What is being asked:
Reproduce the entries below in full, word for word.

Data section:
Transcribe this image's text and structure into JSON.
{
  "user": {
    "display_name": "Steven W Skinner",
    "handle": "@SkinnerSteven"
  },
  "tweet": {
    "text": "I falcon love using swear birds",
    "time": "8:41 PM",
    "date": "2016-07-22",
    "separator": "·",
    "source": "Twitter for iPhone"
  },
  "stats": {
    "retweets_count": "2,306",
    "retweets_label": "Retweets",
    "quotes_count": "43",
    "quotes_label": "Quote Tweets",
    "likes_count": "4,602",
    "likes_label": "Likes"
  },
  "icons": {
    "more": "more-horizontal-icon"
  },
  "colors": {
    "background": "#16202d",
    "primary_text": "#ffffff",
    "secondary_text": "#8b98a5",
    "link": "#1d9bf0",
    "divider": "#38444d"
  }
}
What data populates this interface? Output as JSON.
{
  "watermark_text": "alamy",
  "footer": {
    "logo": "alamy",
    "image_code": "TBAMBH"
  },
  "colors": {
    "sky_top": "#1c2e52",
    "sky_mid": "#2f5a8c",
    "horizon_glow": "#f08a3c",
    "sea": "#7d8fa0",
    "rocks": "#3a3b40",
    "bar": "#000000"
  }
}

Solution to this task:
Transcribe this image's text and structure into JSON.
{
  "user": {
    "display_name": "Steven W Skinner",
    "handle": "@SkinnerSteven"
  },
  "tweet": {
    "text": "I falcon love using swear birds",
    "time": "8:41 PM",
    "date": "2016-07-22",
    "separator": "·",
    "source": "Twitter for iPhone"
  },
  "stats": {
    "retweets_count": "2,306",
    "retweets_label": "Retweets",
    "quotes_count": "43",
    "quotes_label": "Quote Tweets",
    "likes_count": "4,602",
    "likes_label": "Likes"
  },
  "icons": {
    "more": "more-horizontal-icon"
  },
  "colors": {
    "background": "#16202d",
    "primary_text": "#ffffff",
    "secondary_text": "#8b98a5",
    "link": "#1d9bf0",
    "divider": "#38444d"
  }
}
What data populates this interface? Output as JSON.
{
  "watermark_text": "alamy",
  "footer": {
    "logo": "alamy",
    "image_code": "TBAMBH"
  },
  "colors": {
    "sky_top": "#1c2e52",
    "sky_mid": "#2f5a8c",
    "horizon_glow": "#f08a3c",
    "sea": "#7d8fa0",
    "rocks": "#3a3b40",
    "bar": "#000000"
  }
}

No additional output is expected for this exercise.